*Exercise objective*.
Give the number of lines in the listing below that include the word "szike", with nothing more.

[Data entries]
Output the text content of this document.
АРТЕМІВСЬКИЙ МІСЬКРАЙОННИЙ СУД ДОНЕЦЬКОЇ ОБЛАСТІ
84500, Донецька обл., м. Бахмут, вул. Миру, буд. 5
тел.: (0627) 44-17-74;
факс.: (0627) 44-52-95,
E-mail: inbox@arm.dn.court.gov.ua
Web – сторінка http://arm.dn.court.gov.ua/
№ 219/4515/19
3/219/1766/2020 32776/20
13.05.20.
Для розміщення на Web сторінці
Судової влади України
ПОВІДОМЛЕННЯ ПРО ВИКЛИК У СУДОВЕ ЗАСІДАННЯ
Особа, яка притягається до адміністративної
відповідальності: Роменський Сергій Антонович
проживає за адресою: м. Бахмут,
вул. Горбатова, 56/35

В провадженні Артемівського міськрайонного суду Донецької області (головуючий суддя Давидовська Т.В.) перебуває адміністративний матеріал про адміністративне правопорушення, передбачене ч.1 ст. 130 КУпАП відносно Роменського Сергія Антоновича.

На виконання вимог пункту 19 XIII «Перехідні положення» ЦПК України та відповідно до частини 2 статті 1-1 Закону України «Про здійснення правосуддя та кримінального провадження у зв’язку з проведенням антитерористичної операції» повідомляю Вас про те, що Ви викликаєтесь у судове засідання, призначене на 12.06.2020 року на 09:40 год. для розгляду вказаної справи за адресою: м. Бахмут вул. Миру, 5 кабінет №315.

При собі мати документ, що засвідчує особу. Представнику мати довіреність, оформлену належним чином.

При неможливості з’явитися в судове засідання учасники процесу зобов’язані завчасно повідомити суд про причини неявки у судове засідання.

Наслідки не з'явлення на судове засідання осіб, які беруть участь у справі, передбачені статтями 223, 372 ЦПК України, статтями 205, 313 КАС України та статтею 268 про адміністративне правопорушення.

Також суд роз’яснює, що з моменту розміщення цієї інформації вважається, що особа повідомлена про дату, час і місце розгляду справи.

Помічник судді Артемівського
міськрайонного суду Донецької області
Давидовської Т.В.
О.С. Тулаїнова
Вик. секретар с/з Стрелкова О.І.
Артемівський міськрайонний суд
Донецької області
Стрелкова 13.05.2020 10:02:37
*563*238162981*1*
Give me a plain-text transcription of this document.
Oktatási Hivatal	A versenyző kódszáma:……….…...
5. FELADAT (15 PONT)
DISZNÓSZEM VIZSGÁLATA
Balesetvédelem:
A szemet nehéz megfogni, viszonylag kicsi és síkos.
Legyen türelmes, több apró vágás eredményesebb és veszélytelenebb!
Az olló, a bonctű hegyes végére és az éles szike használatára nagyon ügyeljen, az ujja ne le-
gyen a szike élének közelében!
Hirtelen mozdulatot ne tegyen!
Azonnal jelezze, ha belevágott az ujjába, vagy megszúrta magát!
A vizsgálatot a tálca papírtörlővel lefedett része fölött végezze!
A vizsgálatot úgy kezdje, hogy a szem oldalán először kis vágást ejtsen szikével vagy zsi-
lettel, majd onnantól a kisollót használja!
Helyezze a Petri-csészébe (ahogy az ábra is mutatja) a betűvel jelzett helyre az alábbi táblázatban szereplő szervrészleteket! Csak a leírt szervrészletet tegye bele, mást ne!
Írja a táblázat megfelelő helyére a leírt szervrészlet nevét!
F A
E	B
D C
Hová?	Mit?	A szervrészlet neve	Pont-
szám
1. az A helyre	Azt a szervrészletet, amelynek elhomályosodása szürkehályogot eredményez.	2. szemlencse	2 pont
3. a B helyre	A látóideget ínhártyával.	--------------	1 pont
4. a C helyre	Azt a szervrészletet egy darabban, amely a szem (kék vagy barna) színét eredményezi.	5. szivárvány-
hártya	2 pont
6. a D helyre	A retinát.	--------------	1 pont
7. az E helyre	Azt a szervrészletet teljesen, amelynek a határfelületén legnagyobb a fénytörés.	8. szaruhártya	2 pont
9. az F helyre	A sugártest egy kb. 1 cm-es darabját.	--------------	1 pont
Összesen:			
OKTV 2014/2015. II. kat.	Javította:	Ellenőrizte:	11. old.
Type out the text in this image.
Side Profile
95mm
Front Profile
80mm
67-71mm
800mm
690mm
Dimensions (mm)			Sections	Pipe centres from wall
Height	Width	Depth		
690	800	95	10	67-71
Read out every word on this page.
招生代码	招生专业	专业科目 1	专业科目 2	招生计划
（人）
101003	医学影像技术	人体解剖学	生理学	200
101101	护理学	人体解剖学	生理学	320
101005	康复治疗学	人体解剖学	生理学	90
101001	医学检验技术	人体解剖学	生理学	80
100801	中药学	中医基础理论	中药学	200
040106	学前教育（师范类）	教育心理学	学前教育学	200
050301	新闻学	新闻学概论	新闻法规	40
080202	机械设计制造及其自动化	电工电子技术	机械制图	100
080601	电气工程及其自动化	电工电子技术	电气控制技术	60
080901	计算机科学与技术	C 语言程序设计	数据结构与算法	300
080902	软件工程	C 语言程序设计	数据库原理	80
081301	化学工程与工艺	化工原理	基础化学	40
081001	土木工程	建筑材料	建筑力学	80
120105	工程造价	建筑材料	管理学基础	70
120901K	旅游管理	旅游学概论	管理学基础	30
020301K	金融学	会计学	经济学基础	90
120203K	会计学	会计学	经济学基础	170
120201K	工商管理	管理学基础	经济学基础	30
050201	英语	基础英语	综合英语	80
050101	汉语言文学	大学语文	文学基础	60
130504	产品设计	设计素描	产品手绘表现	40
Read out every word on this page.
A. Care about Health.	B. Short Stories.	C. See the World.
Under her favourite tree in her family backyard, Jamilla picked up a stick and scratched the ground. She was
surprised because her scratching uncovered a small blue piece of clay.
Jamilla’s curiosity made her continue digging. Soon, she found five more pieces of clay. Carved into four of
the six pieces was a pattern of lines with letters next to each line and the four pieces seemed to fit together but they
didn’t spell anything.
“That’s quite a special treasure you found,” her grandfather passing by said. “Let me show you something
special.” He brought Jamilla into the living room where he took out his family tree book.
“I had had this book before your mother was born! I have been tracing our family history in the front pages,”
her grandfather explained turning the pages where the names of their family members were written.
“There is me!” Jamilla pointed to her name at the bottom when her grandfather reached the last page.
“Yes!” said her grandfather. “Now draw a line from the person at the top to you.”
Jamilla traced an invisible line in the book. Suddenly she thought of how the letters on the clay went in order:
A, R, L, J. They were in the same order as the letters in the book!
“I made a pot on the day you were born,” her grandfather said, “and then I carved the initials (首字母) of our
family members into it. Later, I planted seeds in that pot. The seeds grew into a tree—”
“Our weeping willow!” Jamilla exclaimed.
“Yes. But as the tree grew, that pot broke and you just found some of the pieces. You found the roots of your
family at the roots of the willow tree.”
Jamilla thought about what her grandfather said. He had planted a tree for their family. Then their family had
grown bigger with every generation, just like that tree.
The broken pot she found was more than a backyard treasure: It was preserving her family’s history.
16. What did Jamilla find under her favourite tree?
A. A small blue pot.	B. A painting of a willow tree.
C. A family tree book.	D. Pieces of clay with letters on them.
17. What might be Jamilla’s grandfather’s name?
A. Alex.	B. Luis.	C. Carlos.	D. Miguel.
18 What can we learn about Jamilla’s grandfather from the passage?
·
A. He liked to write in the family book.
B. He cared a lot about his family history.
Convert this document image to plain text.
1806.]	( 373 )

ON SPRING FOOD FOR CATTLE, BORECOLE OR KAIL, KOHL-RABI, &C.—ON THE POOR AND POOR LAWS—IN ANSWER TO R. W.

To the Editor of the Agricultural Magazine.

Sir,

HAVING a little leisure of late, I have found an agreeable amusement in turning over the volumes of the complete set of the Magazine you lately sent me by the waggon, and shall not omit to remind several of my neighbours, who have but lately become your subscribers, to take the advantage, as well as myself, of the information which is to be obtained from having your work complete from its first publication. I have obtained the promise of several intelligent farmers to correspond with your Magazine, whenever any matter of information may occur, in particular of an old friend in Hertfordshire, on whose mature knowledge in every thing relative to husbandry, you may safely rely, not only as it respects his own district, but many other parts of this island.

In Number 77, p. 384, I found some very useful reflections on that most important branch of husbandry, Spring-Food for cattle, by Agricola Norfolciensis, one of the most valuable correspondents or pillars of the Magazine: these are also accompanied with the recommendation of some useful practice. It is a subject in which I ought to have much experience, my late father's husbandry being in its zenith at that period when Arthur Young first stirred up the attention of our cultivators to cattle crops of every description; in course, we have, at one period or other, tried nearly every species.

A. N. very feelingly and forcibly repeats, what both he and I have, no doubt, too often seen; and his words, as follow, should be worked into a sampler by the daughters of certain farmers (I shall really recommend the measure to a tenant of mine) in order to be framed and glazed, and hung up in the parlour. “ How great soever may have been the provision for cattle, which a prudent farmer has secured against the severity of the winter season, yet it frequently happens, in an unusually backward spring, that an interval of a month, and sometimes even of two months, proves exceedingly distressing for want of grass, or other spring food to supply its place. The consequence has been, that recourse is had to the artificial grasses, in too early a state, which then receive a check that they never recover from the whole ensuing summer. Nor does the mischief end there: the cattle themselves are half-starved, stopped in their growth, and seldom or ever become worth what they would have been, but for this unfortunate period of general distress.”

*Correct result*.
2